(Figure content listings)
* START *

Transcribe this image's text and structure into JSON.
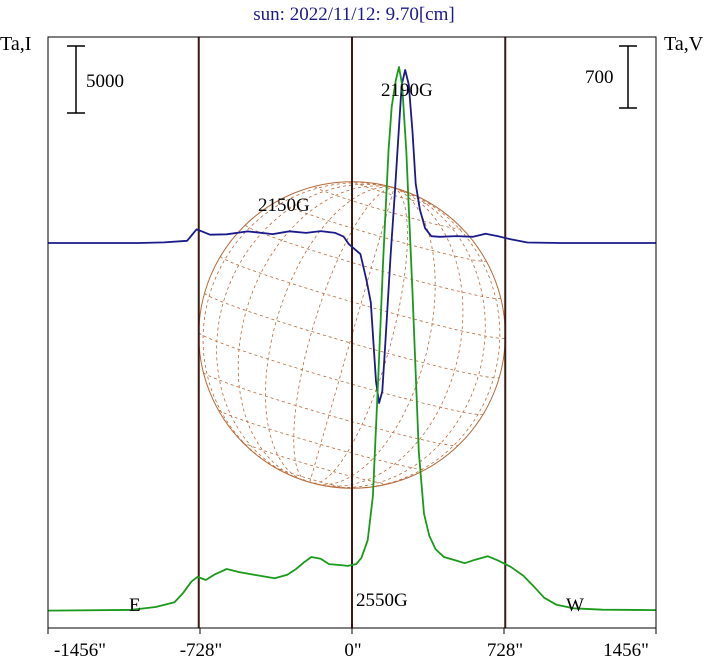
{
  "chart_data": {
    "type": "line",
    "title": "sun: 2022/11/12: 9.70[cm]",
    "left_axis_label": "Ta,I",
    "right_axis_label": "Ta,V",
    "x_ticks": [
      {
        "value": -1456,
        "label": "-1456\""
      },
      {
        "value": -728,
        "label": "-728\""
      },
      {
        "value": 0,
        "label": "0\""
      },
      {
        "value": 728,
        "label": "728\""
      },
      {
        "value": 1456,
        "label": "1456\""
      }
    ],
    "xlim": [
      -1456,
      1456
    ],
    "vertical_markers": [
      -734,
      0,
      734
    ],
    "limb_labels": {
      "east": "E",
      "west": "W"
    },
    "scale_bars": {
      "left_label": "5000",
      "right_label": "700"
    },
    "solar_disk": {
      "center_x": 0,
      "radius": 734,
      "color": "#b86a3a"
    },
    "annotations": [
      {
        "text": "2190G",
        "x": 220
      },
      {
        "text": "2150G",
        "x": -230
      },
      {
        "text": "2550G",
        "x": 120
      }
    ],
    "series": [
      {
        "color": "#1a1a8c",
        "points": [
          [
            -1456,
            0
          ],
          [
            -1020,
            0
          ],
          [
            -900,
            50
          ],
          [
            -790,
            180
          ],
          [
            -745,
            1100
          ],
          [
            -720,
            950
          ],
          [
            -680,
            670
          ],
          [
            -600,
            700
          ],
          [
            -500,
            940
          ],
          [
            -380,
            720
          ],
          [
            -300,
            950
          ],
          [
            -220,
            820
          ],
          [
            -150,
            960
          ],
          [
            -80,
            820
          ],
          [
            -40,
            520
          ],
          [
            -15,
            -100
          ],
          [
            40,
            -900
          ],
          [
            70,
            -3050
          ],
          [
            90,
            -4800
          ],
          [
            115,
            -11200
          ],
          [
            130,
            -12950
          ],
          [
            145,
            -12000
          ],
          [
            160,
            -8000
          ],
          [
            185,
            -1000
          ],
          [
            205,
            4000
          ],
          [
            220,
            8000
          ],
          [
            238,
            12800
          ],
          [
            255,
            14000
          ],
          [
            272,
            12800
          ],
          [
            290,
            9000
          ],
          [
            305,
            4800
          ],
          [
            325,
            2700
          ],
          [
            350,
            1200
          ],
          [
            380,
            550
          ],
          [
            420,
            500
          ],
          [
            500,
            560
          ],
          [
            580,
            500
          ],
          [
            640,
            750
          ],
          [
            700,
            550
          ],
          [
            760,
            300
          ],
          [
            840,
            40
          ],
          [
            1000,
            0
          ],
          [
            1456,
            0
          ]
        ]
      },
      {
        "color": "#1a9a1a",
        "points": [
          [
            -1456,
            50
          ],
          [
            -1060,
            120
          ],
          [
            -940,
            450
          ],
          [
            -850,
            1000
          ],
          [
            -810,
            2000
          ],
          [
            -770,
            3300
          ],
          [
            -740,
            3850
          ],
          [
            -700,
            3500
          ],
          [
            -660,
            4100
          ],
          [
            -600,
            4750
          ],
          [
            -540,
            4400
          ],
          [
            -470,
            4100
          ],
          [
            -420,
            3900
          ],
          [
            -370,
            3700
          ],
          [
            -310,
            4100
          ],
          [
            -270,
            4700
          ],
          [
            -230,
            5500
          ],
          [
            -195,
            6100
          ],
          [
            -150,
            5900
          ],
          [
            -110,
            5300
          ],
          [
            -60,
            5200
          ],
          [
            -20,
            5100
          ],
          [
            20,
            5300
          ],
          [
            45,
            6000
          ],
          [
            75,
            8000
          ],
          [
            100,
            13000
          ],
          [
            125,
            26000
          ],
          [
            150,
            40000
          ],
          [
            175,
            52000
          ],
          [
            190,
            57000
          ],
          [
            210,
            60000
          ],
          [
            225,
            61500
          ],
          [
            240,
            59500
          ],
          [
            260,
            52000
          ],
          [
            290,
            36000
          ],
          [
            320,
            18000
          ],
          [
            345,
            11000
          ],
          [
            370,
            8500
          ],
          [
            400,
            7000
          ],
          [
            440,
            6100
          ],
          [
            500,
            5700
          ],
          [
            540,
            5400
          ],
          [
            590,
            5800
          ],
          [
            650,
            6200
          ],
          [
            700,
            5700
          ],
          [
            760,
            5000
          ],
          [
            820,
            4000
          ],
          [
            870,
            2800
          ],
          [
            920,
            1500
          ],
          [
            980,
            700
          ],
          [
            1060,
            300
          ],
          [
            1200,
            150
          ],
          [
            1456,
            100
          ]
        ]
      }
    ]
  }
}
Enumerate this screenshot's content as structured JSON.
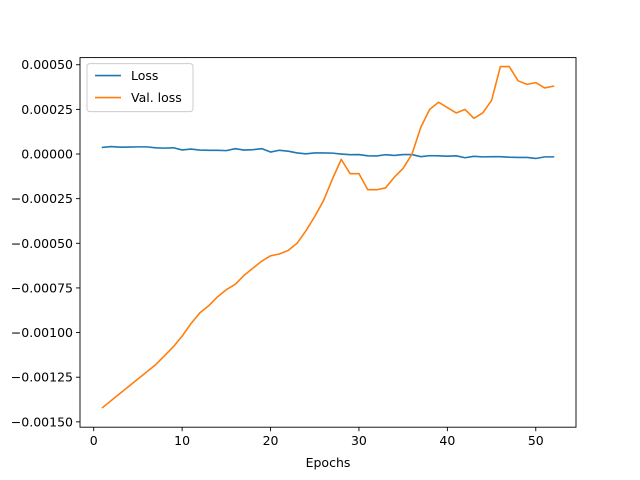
{
  "chart_data": {
    "type": "line",
    "title": "",
    "xlabel": "Epochs",
    "ylabel": "",
    "xlim": [
      -1.55,
      54.55
    ],
    "ylim": [
      -0.00153,
      0.00054
    ],
    "xticks": [
      0,
      10,
      20,
      30,
      40,
      50
    ],
    "xtick_labels": [
      "0",
      "10",
      "20",
      "30",
      "40",
      "50"
    ],
    "yticks": [
      -0.0015,
      -0.00125,
      -0.001,
      -0.00075,
      -0.0005,
      -0.00025,
      0,
      0.00025,
      0.0005
    ],
    "ytick_labels": [
      "−0.00150",
      "−0.00125",
      "−0.00100",
      "−0.00075",
      "−0.00050",
      "−0.00025",
      "0.00000",
      "0.00025",
      "0.00050"
    ],
    "grid": false,
    "legend": {
      "location": "top-left"
    },
    "x": [
      1,
      2,
      3,
      4,
      5,
      6,
      7,
      8,
      9,
      10,
      11,
      12,
      13,
      14,
      15,
      16,
      17,
      18,
      19,
      20,
      21,
      22,
      23,
      24,
      25,
      26,
      27,
      28,
      29,
      30,
      31,
      32,
      33,
      34,
      35,
      36,
      37,
      38,
      39,
      40,
      41,
      42,
      43,
      44,
      45,
      46,
      47,
      48,
      49,
      50,
      51,
      52
    ],
    "series": [
      {
        "name": "Loss",
        "color": "#1f77b4",
        "values": [
          3.7e-05,
          4.2e-05,
          3.8e-05,
          3.9e-05,
          4e-05,
          4e-05,
          3.5e-05,
          3.3e-05,
          3.5e-05,
          2.3e-05,
          2.8e-05,
          2.2e-05,
          2.1e-05,
          2.1e-05,
          1.9e-05,
          3e-05,
          2.2e-05,
          2.4e-05,
          3e-05,
          1.1e-05,
          2.1e-05,
          1.6e-05,
          6e-06,
          1e-06,
          6e-06,
          6e-06,
          5e-06,
          0,
          -4e-06,
          -3e-06,
          -1e-05,
          -1.1e-05,
          -4e-06,
          -8e-06,
          -3e-06,
          -3e-06,
          -1.5e-05,
          -9e-06,
          -1e-05,
          -1.2e-05,
          -1e-05,
          -2.1e-05,
          -1.3e-05,
          -1.6e-05,
          -1.5e-05,
          -1.5e-05,
          -1.8e-05,
          -1.9e-05,
          -1.9e-05,
          -2.5e-05,
          -1.6e-05,
          -1.6e-05
        ]
      },
      {
        "name": "Val. loss",
        "color": "#ff7f0e",
        "values": [
          -0.00142,
          -0.00138,
          -0.00134,
          -0.0013,
          -0.00126,
          -0.00122,
          -0.00118,
          -0.00113,
          -0.00108,
          -0.00102,
          -0.00095,
          -0.00089,
          -0.00085,
          -0.0008,
          -0.00076,
          -0.00073,
          -0.00068,
          -0.00064,
          -0.0006,
          -0.00057,
          -0.00056,
          -0.00054,
          -0.0005,
          -0.00043,
          -0.00035,
          -0.00026,
          -0.00014,
          -3e-05,
          -0.00011,
          -0.00011,
          -0.0002,
          -0.0002,
          -0.00019,
          -0.00013,
          -8e-05,
          0,
          0.00015,
          0.00025,
          0.00029,
          0.00026,
          0.00023,
          0.00025,
          0.0002,
          0.00023,
          0.0003,
          0.00049,
          0.00049,
          0.00041,
          0.00039,
          0.0004,
          0.00037,
          0.00038
        ]
      }
    ]
  }
}
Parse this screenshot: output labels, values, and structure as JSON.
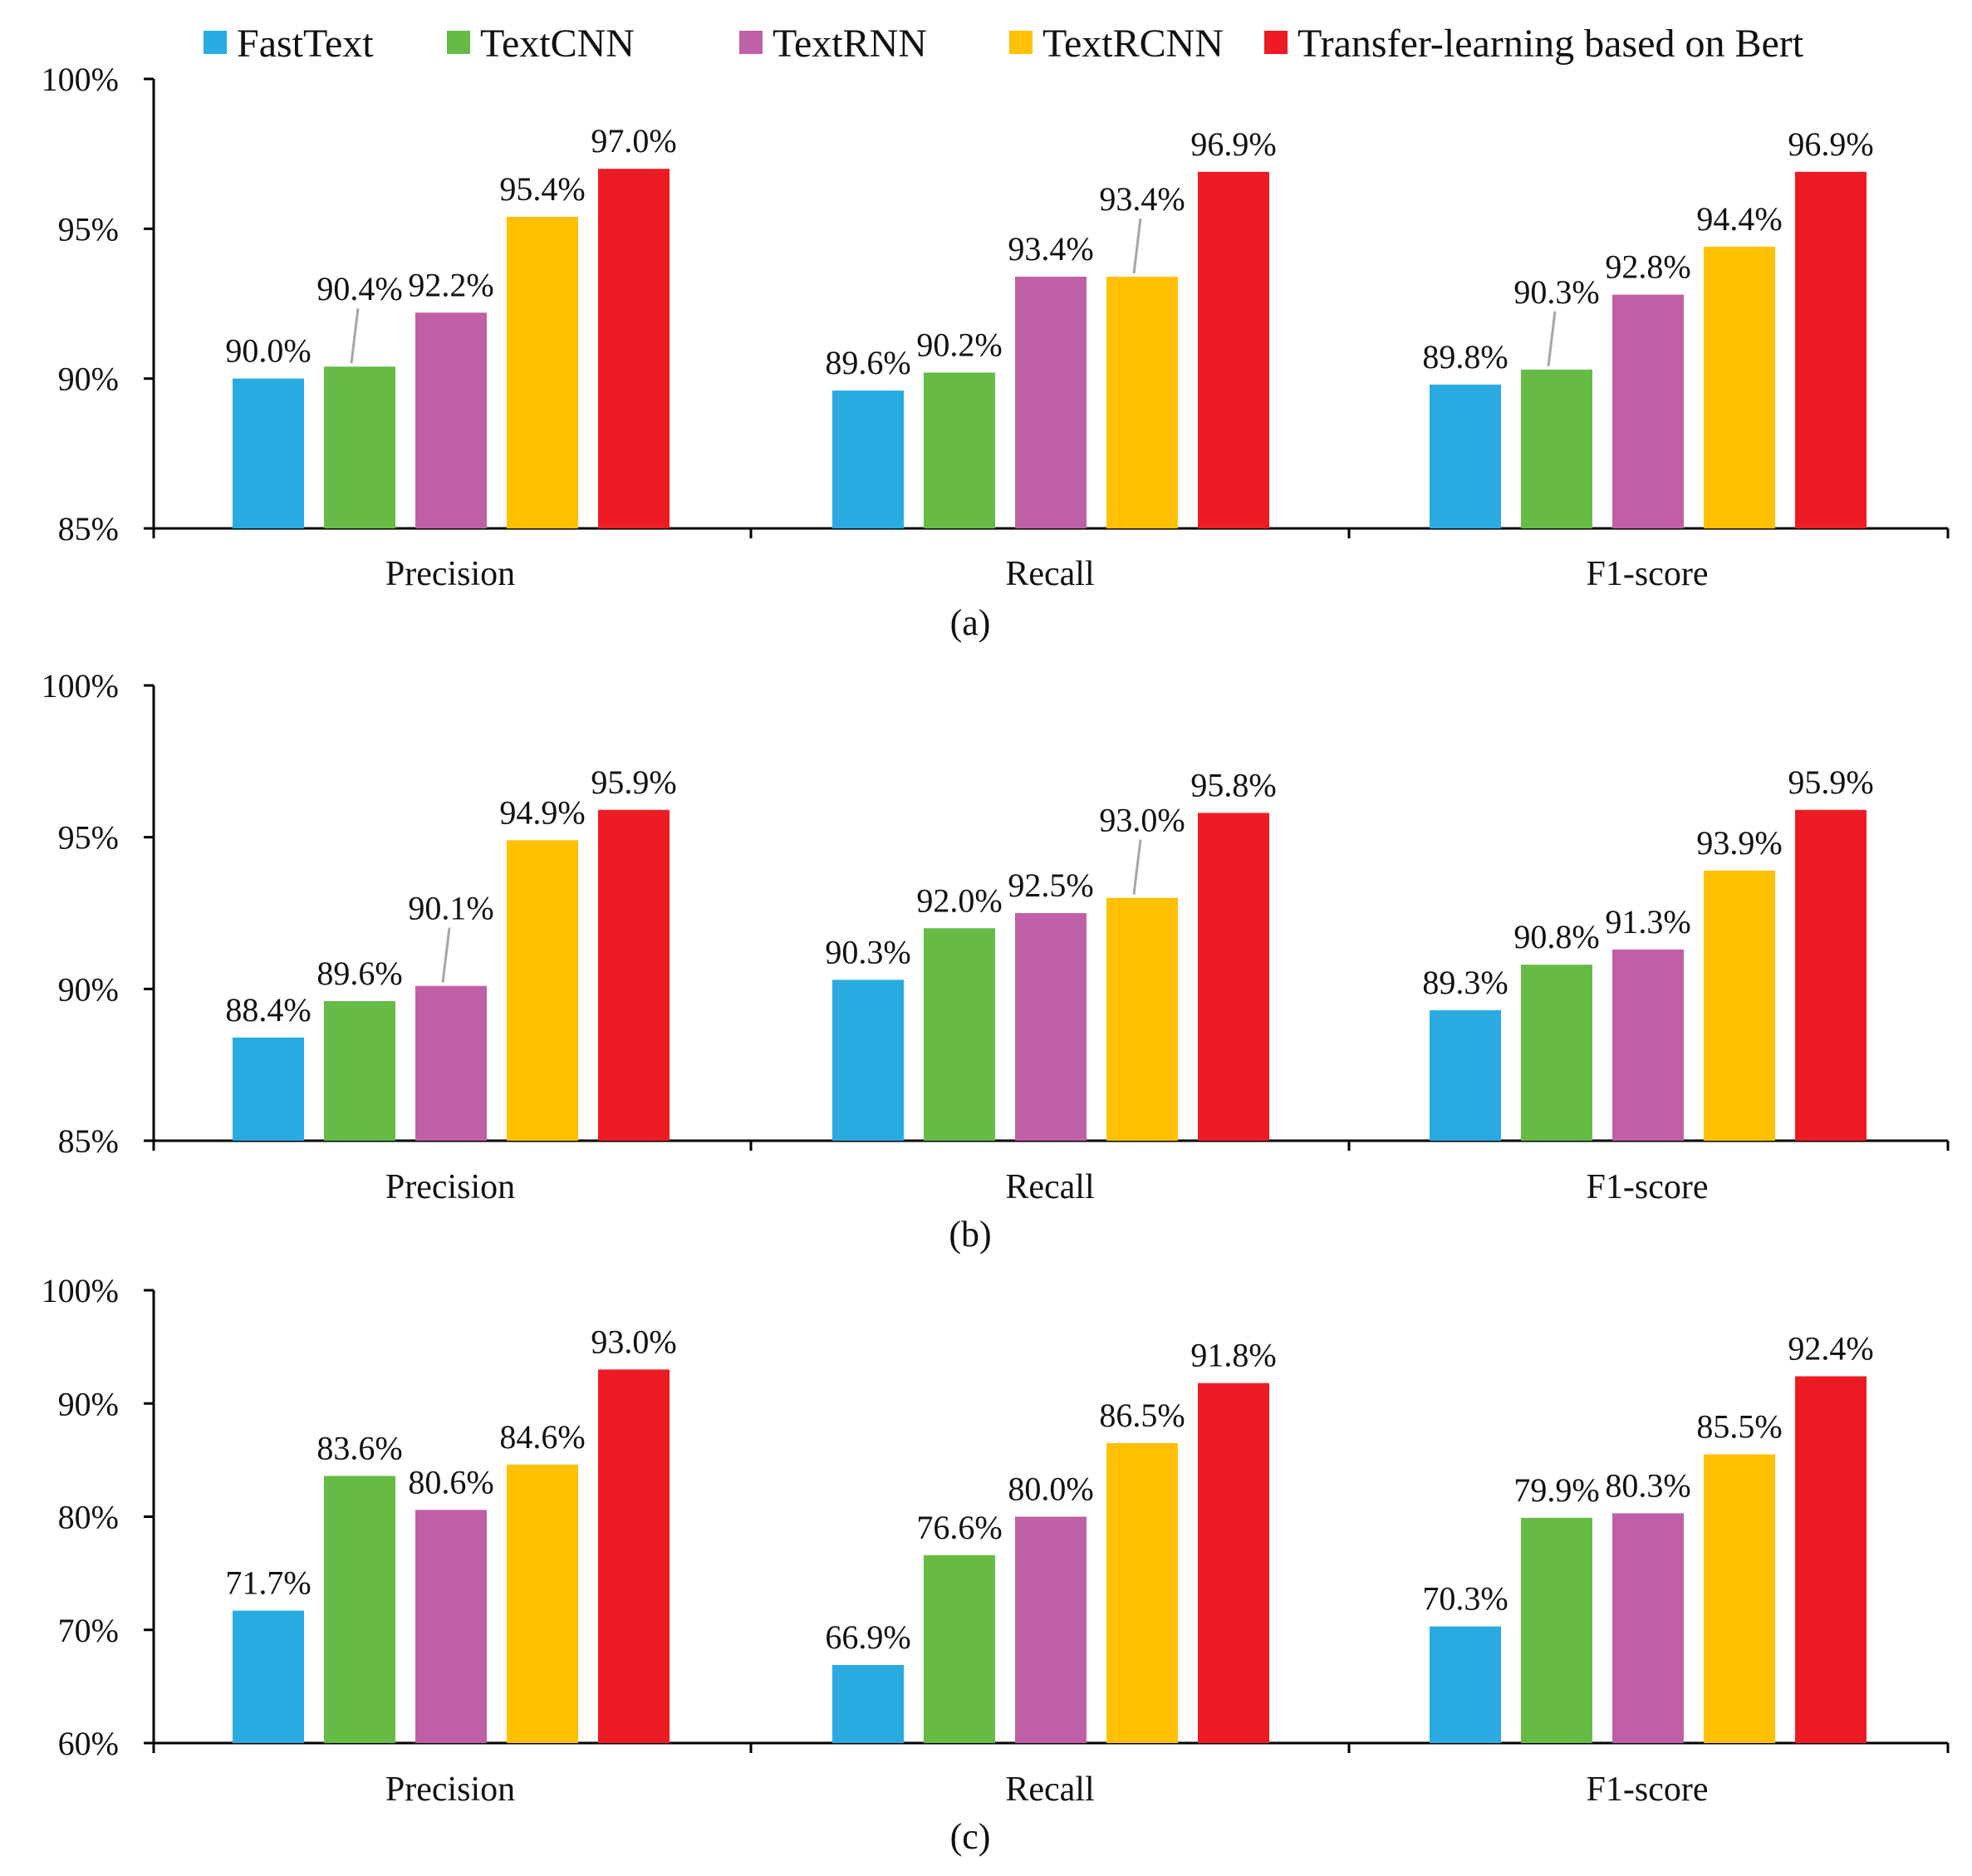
{
  "legend": [
    {
      "name": "FastText",
      "color": "#29abe2"
    },
    {
      "name": "TextCNN",
      "color": "#65bb46"
    },
    {
      "name": "TextRNN",
      "color": "#bf5fa8"
    },
    {
      "name": "TextRCNN",
      "color": "#ffc000"
    },
    {
      "name": "Transfer-learning based on Bert",
      "color": "#ed1c24"
    }
  ],
  "chart_data": [
    {
      "type": "bar",
      "caption": "(a)",
      "categories": [
        "Precision",
        "Recall",
        "F1-score"
      ],
      "ylim": [
        85,
        100
      ],
      "yticks": [
        85,
        90,
        95,
        100
      ],
      "ytick_labels": [
        "85%",
        "90%",
        "95%",
        "100%"
      ],
      "series": [
        {
          "name": "FastText",
          "values": [
            90.0,
            89.6,
            89.8
          ],
          "labels": [
            "90.0%",
            "89.6%",
            "89.8%"
          ]
        },
        {
          "name": "TextCNN",
          "values": [
            90.4,
            90.2,
            90.3
          ],
          "labels": [
            "90.4%",
            "90.2%",
            "90.3%"
          ]
        },
        {
          "name": "TextRNN",
          "values": [
            92.2,
            93.4,
            92.8
          ],
          "labels": [
            "92.2%",
            "93.4%",
            "92.8%"
          ]
        },
        {
          "name": "TextRCNN",
          "values": [
            95.4,
            93.4,
            94.4
          ],
          "labels": [
            "95.4%",
            "93.4%",
            "94.4%"
          ]
        },
        {
          "name": "Transfer-learning based on Bert",
          "values": [
            97.0,
            96.9,
            96.9
          ],
          "labels": [
            "97.0%",
            "96.9%",
            "96.9%"
          ]
        }
      ]
    },
    {
      "type": "bar",
      "caption": "(b)",
      "categories": [
        "Precision",
        "Recall",
        "F1-score"
      ],
      "ylim": [
        85,
        100
      ],
      "yticks": [
        85,
        90,
        95,
        100
      ],
      "ytick_labels": [
        "85%",
        "90%",
        "95%",
        "100%"
      ],
      "series": [
        {
          "name": "FastText",
          "values": [
            88.4,
            90.3,
            89.3
          ],
          "labels": [
            "88.4%",
            "90.3%",
            "89.3%"
          ]
        },
        {
          "name": "TextCNN",
          "values": [
            89.6,
            92.0,
            90.8
          ],
          "labels": [
            "89.6%",
            "92.0%",
            "90.8%"
          ]
        },
        {
          "name": "TextRNN",
          "values": [
            90.1,
            92.5,
            91.3
          ],
          "labels": [
            "90.1%",
            "92.5%",
            "91.3%"
          ]
        },
        {
          "name": "TextRCNN",
          "values": [
            94.9,
            93.0,
            93.9
          ],
          "labels": [
            "94.9%",
            "93.0%",
            "93.9%"
          ]
        },
        {
          "name": "Transfer-learning based on Bert",
          "values": [
            95.9,
            95.8,
            95.9
          ],
          "labels": [
            "95.9%",
            "95.8%",
            "95.9%"
          ]
        }
      ]
    },
    {
      "type": "bar",
      "caption": "(c)",
      "categories": [
        "Precision",
        "Recall",
        "F1-score"
      ],
      "ylim": [
        60,
        100
      ],
      "yticks": [
        60,
        70,
        80,
        90,
        100
      ],
      "ytick_labels": [
        "60%",
        "70%",
        "80%",
        "90%",
        "100%"
      ],
      "series": [
        {
          "name": "FastText",
          "values": [
            71.7,
            66.9,
            70.3
          ],
          "labels": [
            "71.7%",
            "66.9%",
            "70.3%"
          ]
        },
        {
          "name": "TextCNN",
          "values": [
            83.6,
            76.6,
            79.9
          ],
          "labels": [
            "83.6%",
            "76.6%",
            "79.9%"
          ]
        },
        {
          "name": "TextRNN",
          "values": [
            80.6,
            80.0,
            80.3
          ],
          "labels": [
            "80.6%",
            "80.0%",
            "80.3%"
          ]
        },
        {
          "name": "TextRCNN",
          "values": [
            84.6,
            86.5,
            85.5
          ],
          "labels": [
            "84.6%",
            "86.5%",
            "85.5%"
          ]
        },
        {
          "name": "Transfer-learning based on Bert",
          "values": [
            93.0,
            91.8,
            92.4
          ],
          "labels": [
            "93.0%",
            "91.8%",
            "92.4%"
          ]
        }
      ]
    }
  ]
}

* END *

Show every line of the records above that contains the word "color".

◆ **Answer to this problem**:
      "color": "#b86a3a"
        "color": "#1a1a8c",
        "color": "#1a9a1a",
        "color": "#1f77b4",
        "color": "#ff7f0e",
      "color": "#29abe2"
      "color": "#65bb46"
      "color": "#bf5fa8"
      "color": "#ffc000"
      "color": "#ed1c24"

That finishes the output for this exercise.